### [Stated problem]
Locate the word "nasıl" in the data below, then copy every line that holds it.

[Dataset rows]
[BEGIN]

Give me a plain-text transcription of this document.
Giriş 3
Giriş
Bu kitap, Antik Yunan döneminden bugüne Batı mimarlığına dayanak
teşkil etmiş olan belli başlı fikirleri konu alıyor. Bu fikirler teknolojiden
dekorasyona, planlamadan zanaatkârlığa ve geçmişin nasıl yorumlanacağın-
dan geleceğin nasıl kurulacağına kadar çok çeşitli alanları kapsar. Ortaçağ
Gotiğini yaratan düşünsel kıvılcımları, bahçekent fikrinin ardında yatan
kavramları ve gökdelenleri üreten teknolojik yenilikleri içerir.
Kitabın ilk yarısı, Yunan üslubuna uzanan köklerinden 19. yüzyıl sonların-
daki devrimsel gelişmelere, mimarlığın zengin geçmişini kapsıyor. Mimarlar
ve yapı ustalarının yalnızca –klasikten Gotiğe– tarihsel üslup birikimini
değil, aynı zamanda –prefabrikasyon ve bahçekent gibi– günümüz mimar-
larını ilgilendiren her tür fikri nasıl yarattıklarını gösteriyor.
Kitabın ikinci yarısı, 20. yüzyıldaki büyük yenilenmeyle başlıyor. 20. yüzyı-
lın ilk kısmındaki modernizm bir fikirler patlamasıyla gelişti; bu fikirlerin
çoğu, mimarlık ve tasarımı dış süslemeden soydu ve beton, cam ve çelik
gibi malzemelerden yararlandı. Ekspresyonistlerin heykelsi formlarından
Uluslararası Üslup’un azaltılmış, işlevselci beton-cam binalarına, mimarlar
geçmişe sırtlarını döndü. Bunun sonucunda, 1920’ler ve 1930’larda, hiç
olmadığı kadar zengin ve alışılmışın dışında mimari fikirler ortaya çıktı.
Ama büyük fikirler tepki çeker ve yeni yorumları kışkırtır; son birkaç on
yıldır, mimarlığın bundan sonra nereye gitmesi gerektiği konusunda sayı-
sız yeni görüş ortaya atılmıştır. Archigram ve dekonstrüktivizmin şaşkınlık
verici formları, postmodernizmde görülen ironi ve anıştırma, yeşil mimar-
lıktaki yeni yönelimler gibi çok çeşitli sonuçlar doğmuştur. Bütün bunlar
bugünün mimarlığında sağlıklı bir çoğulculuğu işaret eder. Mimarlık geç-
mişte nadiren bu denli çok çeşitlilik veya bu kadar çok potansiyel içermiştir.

[END]

### [Result of this task]
dekorasyona, planlamadan zanaatkârlığa ve geçmişin nasıl yorumlanacağın-
dan geleceğin nasıl kurulacağına kadar çok çeşitli alanları kapsar. Ortaçağ
larını ilgilendiren her tür fikri nasıl yarattıklarını gösteriyor.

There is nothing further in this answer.